[INPUT]
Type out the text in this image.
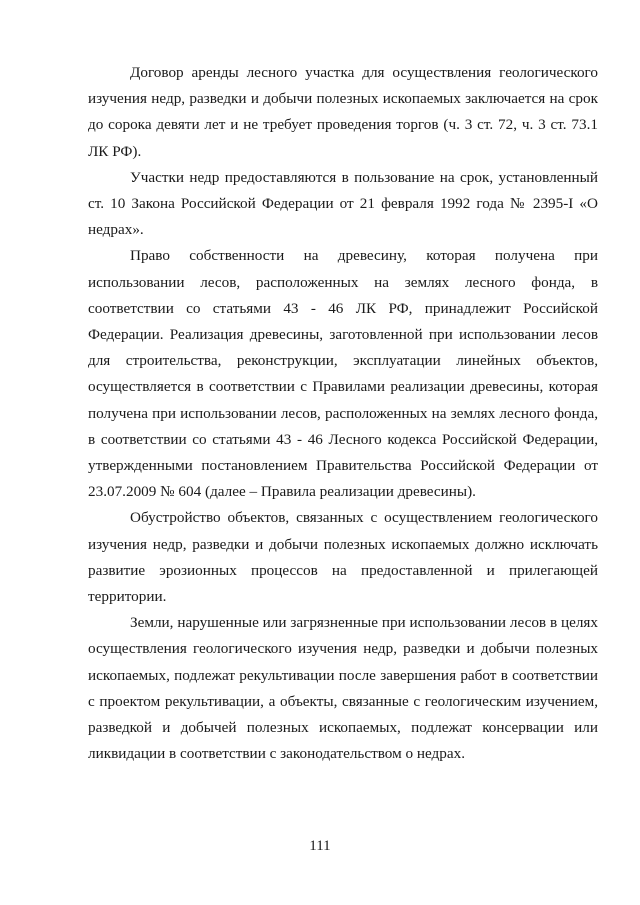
Договор аренды лесного участка для осуществления геологического изучения недр, разведки и добычи полезных ископаемых заключается на срок до сорока девяти лет и не требует проведения торгов (ч. 3 ст. 72, ч. 3 ст. 73.1 ЛК РФ).

Участки недр предоставляются в пользование на срок, установленный ст. 10 Закона Российской Федерации от 21 февраля 1992 года № 2395-I «О недрах».

Право собственности на древесину, которая получена при использовании лесов, расположенных на землях лесного фонда, в соответствии со статьями 43 - 46 ЛК РФ, принадлежит Российской Федерации. Реализация древесины, заготовленной при использовании лесов для строительства, реконструкции, эксплуатации линейных объектов, осуществляется в соответствии с Правилами реализации древесины, которая получена при использовании лесов, расположенных на землях лесного фонда, в соответствии со статьями 43 - 46 Лесного кодекса Российской Федерации, утвержденными постановлением Правительства Российской Федерации от 23.07.2009 № 604 (далее – Правила реализации древесины).

Обустройство объектов, связанных с осуществлением геологического изучения недр, разведки и добычи полезных ископаемых должно исключать развитие эрозионных процессов на предоставленной и прилегающей территории.

Земли, нарушенные или загрязненные при использовании лесов в целях осуществления геологического изучения недр, разведки и добычи полезных ископаемых, подлежат рекультивации после завершения работ в соответствии с проектом рекультивации, а объекты, связанные с геологическим изучением, разведкой и добычей полезных ископаемых, подлежат консервации или ликвидации в соответствии с законодательством о недрах.

111
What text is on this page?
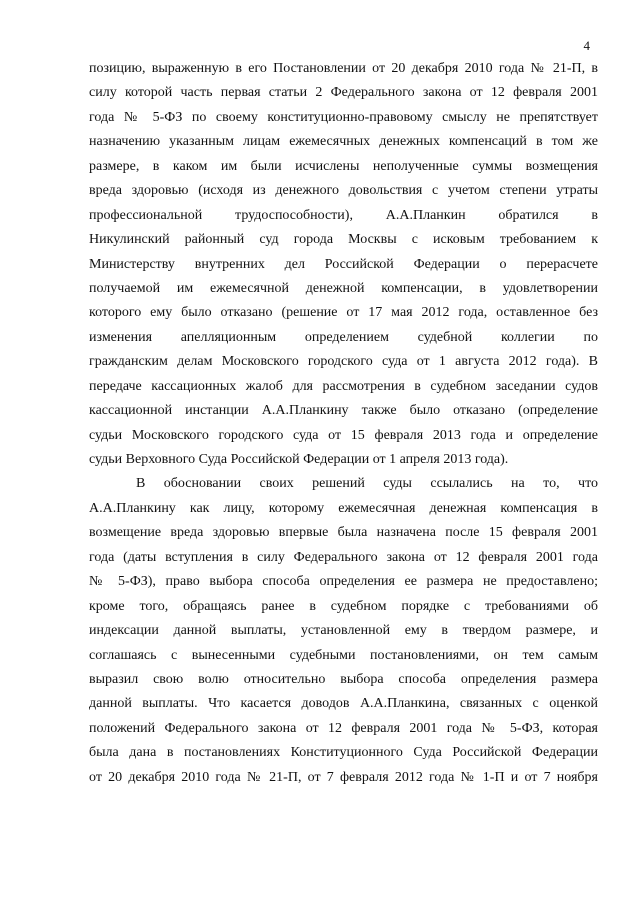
4
позицию, выраженную в его Постановлении от 20 декабря 2010 года № 21-П, в
силу которой часть первая статьи 2 Федерального закона от 12 февраля 2001
года № 5-ФЗ по своему конституционно-правовому смыслу не препятствует
назначению указанным лицам ежемесячных денежных компенсаций в том же
размере, в каком им были исчислены неполученные суммы возмещения
вреда здоровью (исходя из денежного довольствия с учетом степени утраты
профессиональной трудоспособности), А.А.Планкин обратился в
Никулинский районный суд города Москвы с исковым требованием к
Министерству внутренних дел Российской Федерации о перерасчете
получаемой им ежемесячной денежной компенсации, в удовлетворении
которого ему было отказано (решение от 17 мая 2012 года, оставленное без
изменения апелляционным определением судебной коллегии по
гражданским делам Московского городского суда от 1 августа 2012 года). В
передаче кассационных жалоб для рассмотрения в судебном заседании судов
кассационной инстанции А.А.Планкину также было отказано (определение
судьи Московского городского суда от 15 февраля 2013 года и определение
судьи Верховного Суда Российской Федерации от 1 апреля 2013 года).
В обосновании своих решений суды ссылались на то, что
А.А.Планкину как лицу, которому ежемесячная денежная компенсация в
возмещение вреда здоровью впервые была назначена после 15 февраля 2001
года (даты вступления в силу Федерального закона от 12 февраля 2001 года
№ 5-ФЗ), право выбора способа определения ее размера не предоставлено;
кроме того, обращаясь ранее в судебном порядке с требованиями об
индексации данной выплаты, установленной ему в твердом размере, и
соглашаясь с вынесенными судебными постановлениями, он тем самым
выразил свою волю относительно выбора способа определения размера
данной выплаты. Что касается доводов А.А.Планкина, связанных с оценкой
положений Федерального закона от 12 февраля 2001 года № 5-ФЗ, которая
была дана в постановлениях Конституционного Суда Российской Федерации
от 20 декабря 2010 года № 21-П, от 7 февраля 2012 года № 1-П и от 7 ноября
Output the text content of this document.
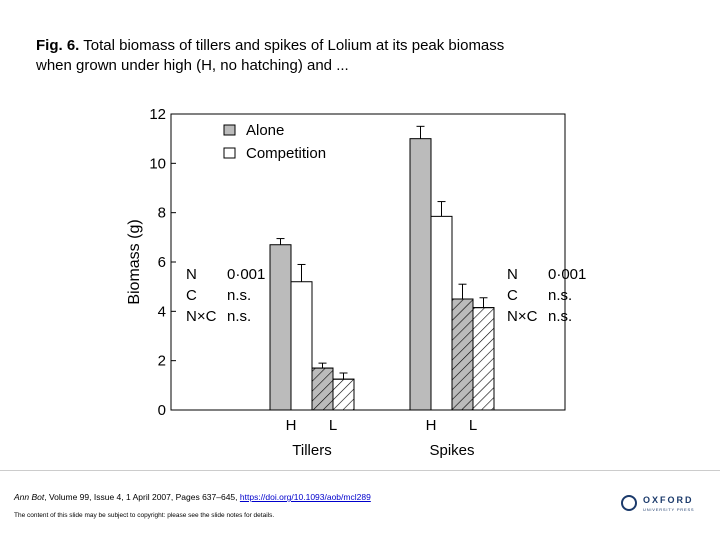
Fig. 6. Total biomass of tillers and spikes of Lolium at its peak biomass when grown under high (H, no hatching) and ...
0
2
4
6
8
10
12
Biomass (g)
Alone
Competition
H L
Tillers
H L
Spikes
N 0·001
C n.s.
N×C n.s.
N 0·001
C n.s.
N×C n.s.
Ann Bot, Volume 99, Issue 4, 1 April 2007, Pages 637–645, https://doi.org/10.1093/aob/mcl289
The content of this slide may be subject to copyright: please see the slide notes for details.
OXFORD
UNIVERSITY PRESS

[THE REQUEST]
Set down nothing but the lines from the one containing "Output the text content of this document." to the final line above, both included, with every picture left out.

[WORKED ANSWER]
Output the text content of this document.
Fig. 6. Total biomass of tillers and spikes of Lolium at its peak biomass when grown under high (H, no hatching) and ...
0
2
4
6
8
10
12
Biomass (g)
Alone
Competition
H L
Tillers
H L
Spikes
N 0·001
C n.s.
N×C n.s.
N 0·001
C n.s.
N×C n.s.
Ann Bot, Volume 99, Issue 4, 1 April 2007, Pages 637–645, https://doi.org/10.1093/aob/mcl289
The content of this slide may be subject to copyright: please see the slide notes for details.
OXFORD
UNIVERSITY PRESS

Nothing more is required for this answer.